*** SUPPLIED ENTRIES

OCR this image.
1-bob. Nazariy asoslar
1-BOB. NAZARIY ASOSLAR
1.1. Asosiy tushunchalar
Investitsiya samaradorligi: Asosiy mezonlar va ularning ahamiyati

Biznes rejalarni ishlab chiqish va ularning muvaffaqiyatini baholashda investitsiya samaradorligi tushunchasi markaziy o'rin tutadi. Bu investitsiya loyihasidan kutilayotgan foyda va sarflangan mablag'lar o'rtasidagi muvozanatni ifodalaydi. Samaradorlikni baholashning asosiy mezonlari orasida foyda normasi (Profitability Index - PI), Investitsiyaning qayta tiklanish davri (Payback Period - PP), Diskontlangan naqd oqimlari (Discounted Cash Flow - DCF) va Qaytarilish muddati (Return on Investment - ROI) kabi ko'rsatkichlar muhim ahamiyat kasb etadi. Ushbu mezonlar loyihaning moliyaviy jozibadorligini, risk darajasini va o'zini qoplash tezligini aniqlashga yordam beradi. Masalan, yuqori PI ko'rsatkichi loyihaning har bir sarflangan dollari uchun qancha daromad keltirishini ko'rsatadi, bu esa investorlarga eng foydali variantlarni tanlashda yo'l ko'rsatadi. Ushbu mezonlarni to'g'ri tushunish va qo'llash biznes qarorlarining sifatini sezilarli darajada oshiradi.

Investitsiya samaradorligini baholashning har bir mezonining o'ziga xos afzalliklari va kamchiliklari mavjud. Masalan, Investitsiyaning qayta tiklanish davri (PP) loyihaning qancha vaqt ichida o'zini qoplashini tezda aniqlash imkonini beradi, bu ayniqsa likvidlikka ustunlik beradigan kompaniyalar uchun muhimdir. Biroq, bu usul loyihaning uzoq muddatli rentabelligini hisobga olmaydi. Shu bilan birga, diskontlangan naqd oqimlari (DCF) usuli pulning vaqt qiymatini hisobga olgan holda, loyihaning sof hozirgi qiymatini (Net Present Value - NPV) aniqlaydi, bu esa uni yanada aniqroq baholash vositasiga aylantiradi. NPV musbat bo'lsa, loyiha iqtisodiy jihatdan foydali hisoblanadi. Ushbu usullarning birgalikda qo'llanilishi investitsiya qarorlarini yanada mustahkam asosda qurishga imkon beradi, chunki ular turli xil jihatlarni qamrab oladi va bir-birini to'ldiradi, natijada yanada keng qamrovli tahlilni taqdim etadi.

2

******

→ **YOUR OBJECTIVE**:
Output the listing above without altering a single character.

→ **OUTPUT FOR THIS EXERCISE**:
OCR this image.
1-bob. Nazariy asoslar
1-BOB. NAZARIY ASOSLAR
1.1. Asosiy tushunchalar
Investitsiya samaradorligi: Asosiy mezonlar va ularning ahamiyati

Biznes rejalarni ishlab chiqish va ularning muvaffaqiyatini baholashda investitsiya samaradorligi tushunchasi markaziy o'rin tutadi. Bu investitsiya loyihasidan kutilayotgan foyda va sarflangan mablag'lar o'rtasidagi muvozanatni ifodalaydi. Samaradorlikni baholashning asosiy mezonlari orasida foyda normasi (Profitability Index - PI), Investitsiyaning qayta tiklanish davri (Payback Period - PP), Diskontlangan naqd oqimlari (Discounted Cash Flow - DCF) va Qaytarilish muddati (Return on Investment - ROI) kabi ko'rsatkichlar muhim ahamiyat kasb etadi. Ushbu mezonlar loyihaning moliyaviy jozibadorligini, risk darajasini va o'zini qoplash tezligini aniqlashga yordam beradi. Masalan, yuqori PI ko'rsatkichi loyihaning har bir sarflangan dollari uchun qancha daromad keltirishini ko'rsatadi, bu esa investorlarga eng foydali variantlarni tanlashda yo'l ko'rsatadi. Ushbu mezonlarni to'g'ri tushunish va qo'llash biznes qarorlarining sifatini sezilarli darajada oshiradi.

Investitsiya samaradorligini baholashning har bir mezonining o'ziga xos afzalliklari va kamchiliklari mavjud. Masalan, Investitsiyaning qayta tiklanish davri (PP) loyihaning qancha vaqt ichida o'zini qoplashini tezda aniqlash imkonini beradi, bu ayniqsa likvidlikka ustunlik beradigan kompaniyalar uchun muhimdir. Biroq, bu usul loyihaning uzoq muddatli rentabelligini hisobga olmaydi. Shu bilan birga, diskontlangan naqd oqimlari (DCF) usuli pulning vaqt qiymatini hisobga olgan holda, loyihaning sof hozirgi qiymatini (Net Present Value - NPV) aniqlaydi, bu esa uni yanada aniqroq baholash vositasiga aylantiradi. NPV musbat bo'lsa, loyiha iqtisodiy jihatdan foydali hisoblanadi. Ushbu usullarning birgalikda qo'llanilishi investitsiya qarorlarini yanada mustahkam asosda qurishga imkon beradi, chunki ular turli xil jihatlarni qamrab oladi va bir-birini to'ldiradi, natijada yanada keng qamrovli tahlilni taqdim etadi.

2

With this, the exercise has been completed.